+++ STORED ROWS

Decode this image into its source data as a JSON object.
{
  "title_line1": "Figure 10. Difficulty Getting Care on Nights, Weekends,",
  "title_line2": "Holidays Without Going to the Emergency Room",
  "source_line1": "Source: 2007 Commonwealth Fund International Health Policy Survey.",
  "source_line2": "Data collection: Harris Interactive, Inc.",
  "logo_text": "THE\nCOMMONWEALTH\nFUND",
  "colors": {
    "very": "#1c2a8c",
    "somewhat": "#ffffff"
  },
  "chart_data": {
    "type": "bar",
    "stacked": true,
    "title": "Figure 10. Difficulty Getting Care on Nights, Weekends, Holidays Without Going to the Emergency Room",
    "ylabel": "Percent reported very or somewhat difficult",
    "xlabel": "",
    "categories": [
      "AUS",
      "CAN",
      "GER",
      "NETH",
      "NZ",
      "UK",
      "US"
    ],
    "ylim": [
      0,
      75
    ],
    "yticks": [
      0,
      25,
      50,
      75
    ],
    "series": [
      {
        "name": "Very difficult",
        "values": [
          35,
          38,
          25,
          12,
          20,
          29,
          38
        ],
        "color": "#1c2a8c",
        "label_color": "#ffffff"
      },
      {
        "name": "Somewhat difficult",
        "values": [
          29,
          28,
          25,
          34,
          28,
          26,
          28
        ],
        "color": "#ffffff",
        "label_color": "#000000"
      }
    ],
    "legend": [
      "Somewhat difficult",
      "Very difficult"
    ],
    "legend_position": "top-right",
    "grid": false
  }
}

++++++

### OBJECTIVE
Exactly reproduce every line of the records.

### THE RESULT
Decode this image into its source data as a JSON object.
{
  "title_line1": "Figure 10. Difficulty Getting Care on Nights, Weekends,",
  "title_line2": "Holidays Without Going to the Emergency Room",
  "source_line1": "Source: 2007 Commonwealth Fund International Health Policy Survey.",
  "source_line2": "Data collection: Harris Interactive, Inc.",
  "logo_text": "THE\nCOMMONWEALTH\nFUND",
  "colors": {
    "very": "#1c2a8c",
    "somewhat": "#ffffff"
  },
  "chart_data": {
    "type": "bar",
    "stacked": true,
    "title": "Figure 10. Difficulty Getting Care on Nights, Weekends, Holidays Without Going to the Emergency Room",
    "ylabel": "Percent reported very or somewhat difficult",
    "xlabel": "",
    "categories": [
      "AUS",
      "CAN",
      "GER",
      "NETH",
      "NZ",
      "UK",
      "US"
    ],
    "ylim": [
      0,
      75
    ],
    "yticks": [
      0,
      25,
      50,
      75
    ],
    "series": [
      {
        "name": "Very difficult",
        "values": [
          35,
          38,
          25,
          12,
          20,
          29,
          38
        ],
        "color": "#1c2a8c",
        "label_color": "#ffffff"
      },
      {
        "name": "Somewhat difficult",
        "values": [
          29,
          28,
          25,
          34,
          28,
          26,
          28
        ],
        "color": "#ffffff",
        "label_color": "#000000"
      }
    ],
    "legend": [
      "Somewhat difficult",
      "Very difficult"
    ],
    "legend_position": "top-right",
    "grid": false
  }
}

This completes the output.